This is the cover of the 2025 Salzburg program, which, oddly, is the first program book I have ever seen as I usually go online. The reason I have it is that the Festival, without my asking, just mailed it to my office. Probably because I have attended three festivals in recent years. I'm in the process of planning and building a house for myself, so I was rather planning on not attending this year. BUT!
The program is a hefty 156 page book which heralds what seems to be a renewed approach to the festival programming. I have mentioned before some differences between current programming and what was done in the late 1980s when I was a student there. Back then they had two prominent living composers in attendance with their music: Karlheinz Stockhausen (whom I met) and Witold Lutosławski (his new violin concerto was being premiered). But in recent years, no living composers, instead they had a "focus" on a 20th century composer. Last summer it was Arnold Schoenberg. And most of the festival programming was core repertoire. But for the coming festival they have changed the approach considerably. For one thing, instead of seven opera productions, there are twelve and it looks as if five of them are by living composers. There are also some premieres of new dance projects. And instead of a focus on one 20th century composer, they honor two: Dmitri Shostakovich and Pierre Boulez. Finally the chance to hear concert performances of Boulez, rare in recent years. There are also performances of major works by Hans Werner Henze and Luigi Nono and of two major works by Igor Stravinsky: L'Histoire du Soldat and Oedipus Rex. From Shostakovich we have not only the Symphony No. 10 in the version for piano four hands and the orchestral version, but also a piano concerto and the whole of the 24 Preludes and Fugues for piano. Oh, and three string quartets and an evening of chamber music.

━━━━━━━━

Short problem 1: According to the Salzburg festival post, which two 20th-century composers will the coming festival honor?
Short problem 2: Please repeat everything in the Salzburg festival post from "This is the" down to "this year. BUT!".

━━━━━━━━

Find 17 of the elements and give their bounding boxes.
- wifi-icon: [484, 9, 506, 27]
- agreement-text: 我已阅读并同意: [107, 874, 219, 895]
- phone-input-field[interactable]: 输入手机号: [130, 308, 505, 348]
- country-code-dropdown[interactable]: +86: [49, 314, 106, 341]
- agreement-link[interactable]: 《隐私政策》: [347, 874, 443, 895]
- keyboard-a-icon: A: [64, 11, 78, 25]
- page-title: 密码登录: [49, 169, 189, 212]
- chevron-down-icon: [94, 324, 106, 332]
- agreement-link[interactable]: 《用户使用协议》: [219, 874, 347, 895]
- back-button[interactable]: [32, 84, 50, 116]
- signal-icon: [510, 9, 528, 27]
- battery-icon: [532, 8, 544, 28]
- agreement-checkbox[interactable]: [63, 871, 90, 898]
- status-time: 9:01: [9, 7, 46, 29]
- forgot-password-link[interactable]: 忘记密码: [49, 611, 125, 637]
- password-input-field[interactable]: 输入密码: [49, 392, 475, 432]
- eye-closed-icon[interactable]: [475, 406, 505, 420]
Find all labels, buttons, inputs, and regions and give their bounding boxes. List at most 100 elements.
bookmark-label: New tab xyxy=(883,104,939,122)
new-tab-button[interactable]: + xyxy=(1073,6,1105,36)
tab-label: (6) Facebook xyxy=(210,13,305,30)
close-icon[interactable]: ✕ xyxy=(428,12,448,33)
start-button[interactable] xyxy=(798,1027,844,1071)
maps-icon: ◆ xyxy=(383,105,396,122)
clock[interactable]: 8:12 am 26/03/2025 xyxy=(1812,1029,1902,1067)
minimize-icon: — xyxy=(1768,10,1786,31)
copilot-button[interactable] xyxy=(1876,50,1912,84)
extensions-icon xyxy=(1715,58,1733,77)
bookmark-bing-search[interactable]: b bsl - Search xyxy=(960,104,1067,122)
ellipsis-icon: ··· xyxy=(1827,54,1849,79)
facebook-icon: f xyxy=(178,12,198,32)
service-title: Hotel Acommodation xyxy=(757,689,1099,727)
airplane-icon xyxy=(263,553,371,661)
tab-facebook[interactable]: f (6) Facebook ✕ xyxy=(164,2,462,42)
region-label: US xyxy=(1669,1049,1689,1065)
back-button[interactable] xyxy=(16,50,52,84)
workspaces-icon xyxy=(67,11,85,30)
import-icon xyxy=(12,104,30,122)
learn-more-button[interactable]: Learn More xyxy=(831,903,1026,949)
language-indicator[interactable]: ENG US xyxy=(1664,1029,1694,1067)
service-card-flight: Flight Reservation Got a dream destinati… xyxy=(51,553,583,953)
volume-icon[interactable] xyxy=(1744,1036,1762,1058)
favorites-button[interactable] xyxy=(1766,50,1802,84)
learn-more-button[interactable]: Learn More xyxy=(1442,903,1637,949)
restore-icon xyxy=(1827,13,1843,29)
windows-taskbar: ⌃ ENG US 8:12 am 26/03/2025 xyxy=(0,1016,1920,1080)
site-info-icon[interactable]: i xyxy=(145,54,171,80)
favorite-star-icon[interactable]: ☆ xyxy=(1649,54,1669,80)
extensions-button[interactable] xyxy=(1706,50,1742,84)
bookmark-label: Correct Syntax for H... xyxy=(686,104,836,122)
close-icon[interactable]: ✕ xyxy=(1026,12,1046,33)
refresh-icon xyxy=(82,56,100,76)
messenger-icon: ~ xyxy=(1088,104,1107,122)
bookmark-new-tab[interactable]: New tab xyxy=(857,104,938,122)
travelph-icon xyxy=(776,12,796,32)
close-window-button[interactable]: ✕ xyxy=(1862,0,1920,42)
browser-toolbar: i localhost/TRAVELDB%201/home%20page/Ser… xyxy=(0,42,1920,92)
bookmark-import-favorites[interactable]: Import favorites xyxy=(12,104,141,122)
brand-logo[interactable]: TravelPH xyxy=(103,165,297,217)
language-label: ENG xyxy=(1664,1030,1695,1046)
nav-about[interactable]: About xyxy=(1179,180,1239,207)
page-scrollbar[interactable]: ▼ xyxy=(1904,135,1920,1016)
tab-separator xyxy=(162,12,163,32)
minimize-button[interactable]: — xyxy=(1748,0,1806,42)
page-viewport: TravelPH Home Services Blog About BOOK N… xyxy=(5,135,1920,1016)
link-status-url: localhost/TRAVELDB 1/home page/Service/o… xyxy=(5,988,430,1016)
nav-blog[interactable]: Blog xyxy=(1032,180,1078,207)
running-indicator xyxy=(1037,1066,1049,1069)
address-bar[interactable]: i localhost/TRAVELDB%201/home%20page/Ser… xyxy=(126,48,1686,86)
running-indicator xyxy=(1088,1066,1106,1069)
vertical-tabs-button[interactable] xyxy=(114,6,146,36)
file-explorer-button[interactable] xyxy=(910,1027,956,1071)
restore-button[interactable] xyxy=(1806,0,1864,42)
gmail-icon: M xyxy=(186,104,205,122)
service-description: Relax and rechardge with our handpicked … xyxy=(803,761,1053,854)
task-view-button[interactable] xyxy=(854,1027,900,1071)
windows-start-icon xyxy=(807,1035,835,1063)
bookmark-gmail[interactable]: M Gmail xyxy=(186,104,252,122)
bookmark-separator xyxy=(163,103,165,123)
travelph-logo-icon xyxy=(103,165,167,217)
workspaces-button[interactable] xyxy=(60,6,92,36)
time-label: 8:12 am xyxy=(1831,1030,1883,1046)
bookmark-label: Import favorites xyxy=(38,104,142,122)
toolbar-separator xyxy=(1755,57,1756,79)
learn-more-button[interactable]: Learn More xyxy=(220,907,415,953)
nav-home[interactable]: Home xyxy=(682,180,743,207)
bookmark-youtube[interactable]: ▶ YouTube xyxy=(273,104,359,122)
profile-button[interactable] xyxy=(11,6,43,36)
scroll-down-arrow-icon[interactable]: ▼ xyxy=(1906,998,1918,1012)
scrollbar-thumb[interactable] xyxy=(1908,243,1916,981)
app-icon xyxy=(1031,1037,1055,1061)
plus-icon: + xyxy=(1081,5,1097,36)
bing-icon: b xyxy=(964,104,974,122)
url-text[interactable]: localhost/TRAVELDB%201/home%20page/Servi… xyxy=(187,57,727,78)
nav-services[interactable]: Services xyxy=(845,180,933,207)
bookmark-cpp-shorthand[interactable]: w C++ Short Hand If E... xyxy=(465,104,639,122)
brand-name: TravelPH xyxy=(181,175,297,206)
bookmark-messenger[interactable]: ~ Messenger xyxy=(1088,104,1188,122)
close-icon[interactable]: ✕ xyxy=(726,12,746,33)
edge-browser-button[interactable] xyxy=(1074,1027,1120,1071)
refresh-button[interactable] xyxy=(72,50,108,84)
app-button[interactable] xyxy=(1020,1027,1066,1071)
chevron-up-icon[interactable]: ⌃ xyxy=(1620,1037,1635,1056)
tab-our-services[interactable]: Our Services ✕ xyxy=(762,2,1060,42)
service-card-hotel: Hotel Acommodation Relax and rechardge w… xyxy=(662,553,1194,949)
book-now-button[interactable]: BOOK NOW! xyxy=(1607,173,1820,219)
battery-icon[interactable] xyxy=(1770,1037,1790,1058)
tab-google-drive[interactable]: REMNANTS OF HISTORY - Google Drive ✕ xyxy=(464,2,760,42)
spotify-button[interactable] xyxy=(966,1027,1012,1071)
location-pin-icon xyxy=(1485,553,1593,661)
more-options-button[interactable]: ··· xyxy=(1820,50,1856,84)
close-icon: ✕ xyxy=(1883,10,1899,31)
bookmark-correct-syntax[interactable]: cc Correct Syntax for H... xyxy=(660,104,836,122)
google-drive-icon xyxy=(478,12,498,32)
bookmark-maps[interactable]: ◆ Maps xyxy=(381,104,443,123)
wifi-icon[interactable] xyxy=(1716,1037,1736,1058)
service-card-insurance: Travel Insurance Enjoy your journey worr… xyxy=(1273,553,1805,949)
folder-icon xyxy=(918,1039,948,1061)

━━━━━━━━

Expected answer 1: Dmitri Shostakovich and Pierre Boulez.

Expected answer 2:
This is the cover of the 2025 Salzburg program, which, oddly, is the first program book I have ever seen as I usually go online. The reason I have it is that the Festival, without my asking, just mailed it to my office. Probably because I have attended three festivals in recent years. I'm in the process of planning and building a house for myself, so I was rather planning on not attending this year. BUT!